_Exercise_:
Set down the whole listing verbatim.

_Record excerpts_:
++++++

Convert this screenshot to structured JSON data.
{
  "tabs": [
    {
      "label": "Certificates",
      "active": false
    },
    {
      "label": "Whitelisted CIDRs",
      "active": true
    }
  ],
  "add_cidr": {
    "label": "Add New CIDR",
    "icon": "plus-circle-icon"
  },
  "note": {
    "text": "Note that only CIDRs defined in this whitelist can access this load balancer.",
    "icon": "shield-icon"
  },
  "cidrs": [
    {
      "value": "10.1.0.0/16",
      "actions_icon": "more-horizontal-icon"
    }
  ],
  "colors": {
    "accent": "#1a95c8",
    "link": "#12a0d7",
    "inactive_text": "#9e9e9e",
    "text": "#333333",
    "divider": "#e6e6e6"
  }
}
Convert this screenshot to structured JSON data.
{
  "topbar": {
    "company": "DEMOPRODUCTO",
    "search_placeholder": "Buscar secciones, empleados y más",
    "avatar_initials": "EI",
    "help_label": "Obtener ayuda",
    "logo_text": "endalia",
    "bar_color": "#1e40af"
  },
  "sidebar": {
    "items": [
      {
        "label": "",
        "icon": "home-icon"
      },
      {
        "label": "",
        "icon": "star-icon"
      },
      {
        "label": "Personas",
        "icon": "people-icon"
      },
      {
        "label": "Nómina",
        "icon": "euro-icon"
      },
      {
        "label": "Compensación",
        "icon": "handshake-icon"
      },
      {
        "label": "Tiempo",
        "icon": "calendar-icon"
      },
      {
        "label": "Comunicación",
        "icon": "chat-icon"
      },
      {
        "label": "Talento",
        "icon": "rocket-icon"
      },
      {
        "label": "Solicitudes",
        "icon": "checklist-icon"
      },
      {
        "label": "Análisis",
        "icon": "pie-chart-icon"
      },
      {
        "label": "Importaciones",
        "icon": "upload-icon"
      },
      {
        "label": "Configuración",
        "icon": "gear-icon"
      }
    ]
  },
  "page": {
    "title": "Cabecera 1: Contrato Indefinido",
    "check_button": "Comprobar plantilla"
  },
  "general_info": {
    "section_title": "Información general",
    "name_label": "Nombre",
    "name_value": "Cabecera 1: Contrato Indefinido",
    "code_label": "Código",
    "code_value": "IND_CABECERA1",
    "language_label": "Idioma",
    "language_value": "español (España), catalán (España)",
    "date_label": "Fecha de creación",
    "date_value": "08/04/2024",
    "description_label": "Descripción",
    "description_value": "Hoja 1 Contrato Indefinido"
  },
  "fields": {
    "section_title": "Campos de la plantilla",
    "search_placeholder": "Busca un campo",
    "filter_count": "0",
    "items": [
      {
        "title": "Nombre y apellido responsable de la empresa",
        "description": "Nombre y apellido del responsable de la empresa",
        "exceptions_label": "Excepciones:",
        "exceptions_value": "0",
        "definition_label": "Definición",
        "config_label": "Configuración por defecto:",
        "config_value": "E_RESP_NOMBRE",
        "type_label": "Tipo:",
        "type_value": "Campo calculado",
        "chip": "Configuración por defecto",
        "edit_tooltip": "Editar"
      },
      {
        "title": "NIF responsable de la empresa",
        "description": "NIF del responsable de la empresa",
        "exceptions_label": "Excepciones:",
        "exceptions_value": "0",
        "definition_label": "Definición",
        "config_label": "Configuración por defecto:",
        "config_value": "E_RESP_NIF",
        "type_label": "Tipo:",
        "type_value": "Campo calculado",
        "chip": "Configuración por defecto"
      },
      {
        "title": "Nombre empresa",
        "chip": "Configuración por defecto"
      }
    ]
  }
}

++++++

_Task response_:
Convert this screenshot to structured JSON data.
{
  "tabs": [
    {
      "label": "Certificates",
      "active": false
    },
    {
      "label": "Whitelisted CIDRs",
      "active": true
    }
  ],
  "add_cidr": {
    "label": "Add New CIDR",
    "icon": "plus-circle-icon"
  },
  "note": {
    "text": "Note that only CIDRs defined in this whitelist can access this load balancer.",
    "icon": "shield-icon"
  },
  "cidrs": [
    {
      "value": "10.1.0.0/16",
      "actions_icon": "more-horizontal-icon"
    }
  ],
  "colors": {
    "accent": "#1a95c8",
    "link": "#12a0d7",
    "inactive_text": "#9e9e9e",
    "text": "#333333",
    "divider": "#e6e6e6"
  }
}
Convert this screenshot to structured JSON data.
{
  "topbar": {
    "company": "DEMOPRODUCTO",
    "search_placeholder": "Buscar secciones, empleados y más",
    "avatar_initials": "EI",
    "help_label": "Obtener ayuda",
    "logo_text": "endalia",
    "bar_color": "#1e40af"
  },
  "sidebar": {
    "items": [
      {
        "label": "",
        "icon": "home-icon"
      },
      {
        "label": "",
        "icon": "star-icon"
      },
      {
        "label": "Personas",
        "icon": "people-icon"
      },
      {
        "label": "Nómina",
        "icon": "euro-icon"
      },
      {
        "label": "Compensación",
        "icon": "handshake-icon"
      },
      {
        "label": "Tiempo",
        "icon": "calendar-icon"
      },
      {
        "label": "Comunicación",
        "icon": "chat-icon"
      },
      {
        "label": "Talento",
        "icon": "rocket-icon"
      },
      {
        "label": "Solicitudes",
        "icon": "checklist-icon"
      },
      {
        "label": "Análisis",
        "icon": "pie-chart-icon"
      },
      {
        "label": "Importaciones",
        "icon": "upload-icon"
      },
      {
        "label": "Configuración",
        "icon": "gear-icon"
      }
    ]
  },
  "page": {
    "title": "Cabecera 1: Contrato Indefinido",
    "check_button": "Comprobar plantilla"
  },
  "general_info": {
    "section_title": "Información general",
    "name_label": "Nombre",
    "name_value": "Cabecera 1: Contrato Indefinido",
    "code_label": "Código",
    "code_value": "IND_CABECERA1",
    "language_label": "Idioma",
    "language_value": "español (España), catalán (España)",
    "date_label": "Fecha de creación",
    "date_value": "08/04/2024",
    "description_label": "Descripción",
    "description_value": "Hoja 1 Contrato Indefinido"
  },
  "fields": {
    "section_title": "Campos de la plantilla",
    "search_placeholder": "Busca un campo",
    "filter_count": "0",
    "items": [
      {
        "title": "Nombre y apellido responsable de la empresa",
        "description": "Nombre y apellido del responsable de la empresa",
        "exceptions_label": "Excepciones:",
        "exceptions_value": "0",
        "definition_label": "Definición",
        "config_label": "Configuración por defecto:",
        "config_value": "E_RESP_NOMBRE",
        "type_label": "Tipo:",
        "type_value": "Campo calculado",
        "chip": "Configuración por defecto",
        "edit_tooltip": "Editar"
      },
      {
        "title": "NIF responsable de la empresa",
        "description": "NIF del responsable de la empresa",
        "exceptions_label": "Excepciones:",
        "exceptions_value": "0",
        "definition_label": "Definición",
        "config_label": "Configuración por defecto:",
        "config_value": "E_RESP_NIF",
        "type_label": "Tipo:",
        "type_value": "Campo calculado",
        "chip": "Configuración por defecto"
      },
      {
        "title": "Nombre empresa",
        "chip": "Configuración por defecto"
      }
    ]
  }
}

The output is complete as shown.